[Rows from a dataset]:

>> START

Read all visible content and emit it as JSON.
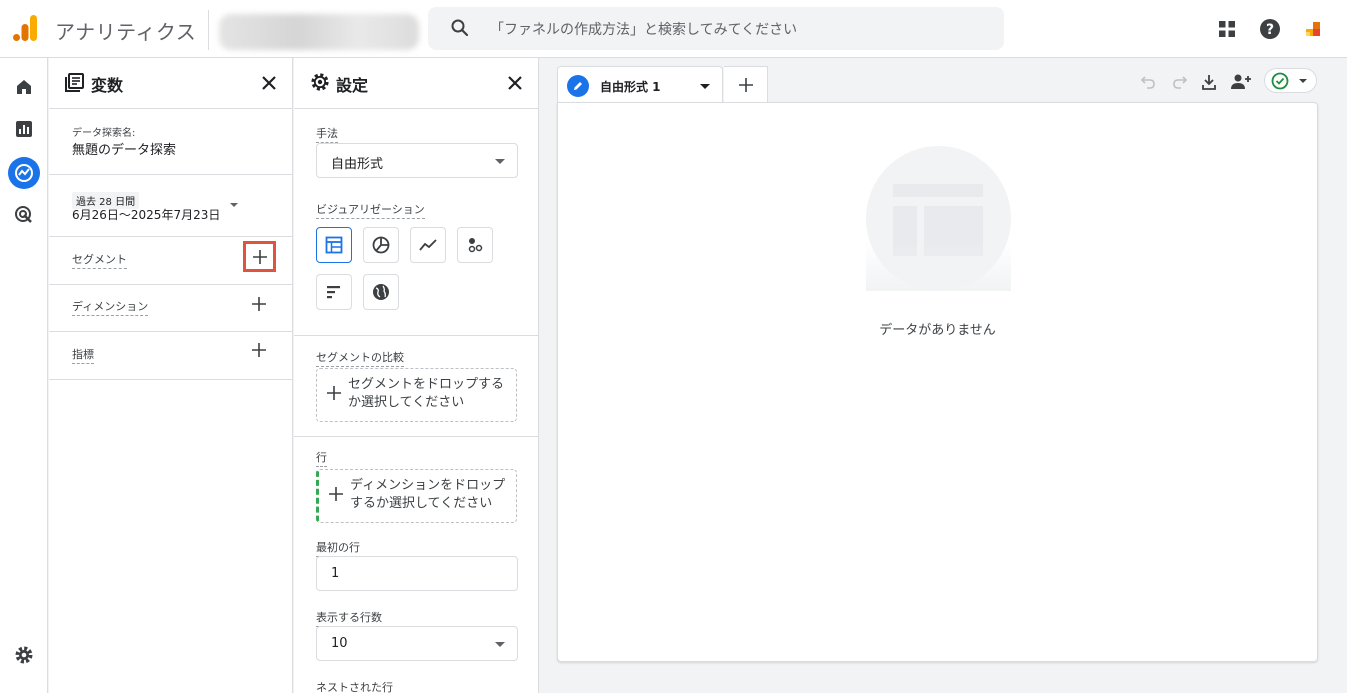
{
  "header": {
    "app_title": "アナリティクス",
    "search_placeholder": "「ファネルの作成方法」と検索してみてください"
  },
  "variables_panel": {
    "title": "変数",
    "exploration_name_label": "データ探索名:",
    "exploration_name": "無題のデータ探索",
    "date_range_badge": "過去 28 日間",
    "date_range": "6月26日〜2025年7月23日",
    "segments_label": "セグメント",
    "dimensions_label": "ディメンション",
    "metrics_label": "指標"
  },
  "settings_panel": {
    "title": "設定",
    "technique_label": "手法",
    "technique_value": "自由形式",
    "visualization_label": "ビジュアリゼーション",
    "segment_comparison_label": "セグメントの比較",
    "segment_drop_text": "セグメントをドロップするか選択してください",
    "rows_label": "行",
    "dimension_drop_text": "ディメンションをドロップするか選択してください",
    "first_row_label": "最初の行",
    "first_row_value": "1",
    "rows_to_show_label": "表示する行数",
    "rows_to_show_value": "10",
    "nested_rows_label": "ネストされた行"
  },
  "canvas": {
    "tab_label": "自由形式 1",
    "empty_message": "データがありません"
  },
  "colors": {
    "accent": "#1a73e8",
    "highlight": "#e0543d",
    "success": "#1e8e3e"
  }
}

>> END
>> START

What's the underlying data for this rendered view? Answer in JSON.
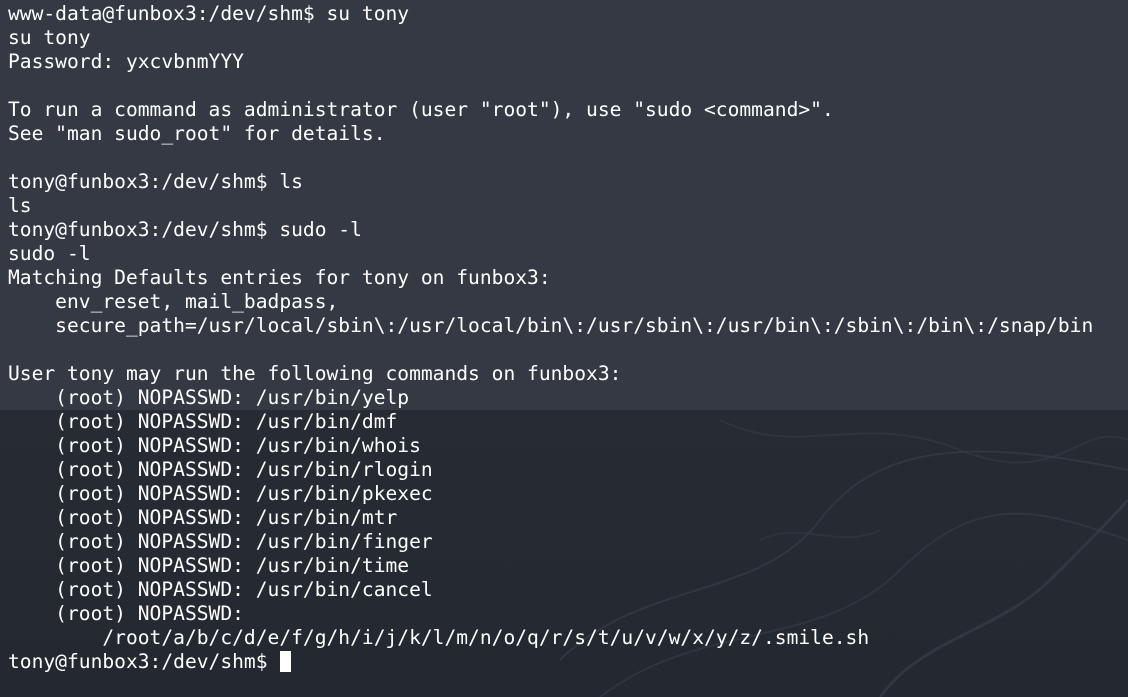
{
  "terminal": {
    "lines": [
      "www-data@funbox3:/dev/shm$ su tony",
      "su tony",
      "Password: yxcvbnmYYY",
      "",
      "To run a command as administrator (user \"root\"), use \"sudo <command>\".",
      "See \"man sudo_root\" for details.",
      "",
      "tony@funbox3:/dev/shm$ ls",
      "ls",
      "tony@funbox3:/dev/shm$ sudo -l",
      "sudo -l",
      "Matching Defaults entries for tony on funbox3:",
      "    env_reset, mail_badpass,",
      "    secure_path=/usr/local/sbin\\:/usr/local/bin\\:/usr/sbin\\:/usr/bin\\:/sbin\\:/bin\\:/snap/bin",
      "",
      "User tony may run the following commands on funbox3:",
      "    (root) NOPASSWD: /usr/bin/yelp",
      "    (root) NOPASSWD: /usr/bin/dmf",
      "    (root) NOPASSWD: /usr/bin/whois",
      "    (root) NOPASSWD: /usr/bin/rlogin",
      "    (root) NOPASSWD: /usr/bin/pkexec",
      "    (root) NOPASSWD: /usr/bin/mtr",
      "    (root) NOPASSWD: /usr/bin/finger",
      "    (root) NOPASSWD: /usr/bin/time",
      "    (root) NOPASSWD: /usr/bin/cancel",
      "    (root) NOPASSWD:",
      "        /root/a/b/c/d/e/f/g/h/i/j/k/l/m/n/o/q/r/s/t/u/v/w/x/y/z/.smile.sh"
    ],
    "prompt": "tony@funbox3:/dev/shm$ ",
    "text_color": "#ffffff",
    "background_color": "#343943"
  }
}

>> END

[Exercise]:
Each line in the entries above that includes the string "自由形式" should be extracted.

[Expected answer]:
    "technique_value": "自由形式",
    "tab_label": "自由形式 1",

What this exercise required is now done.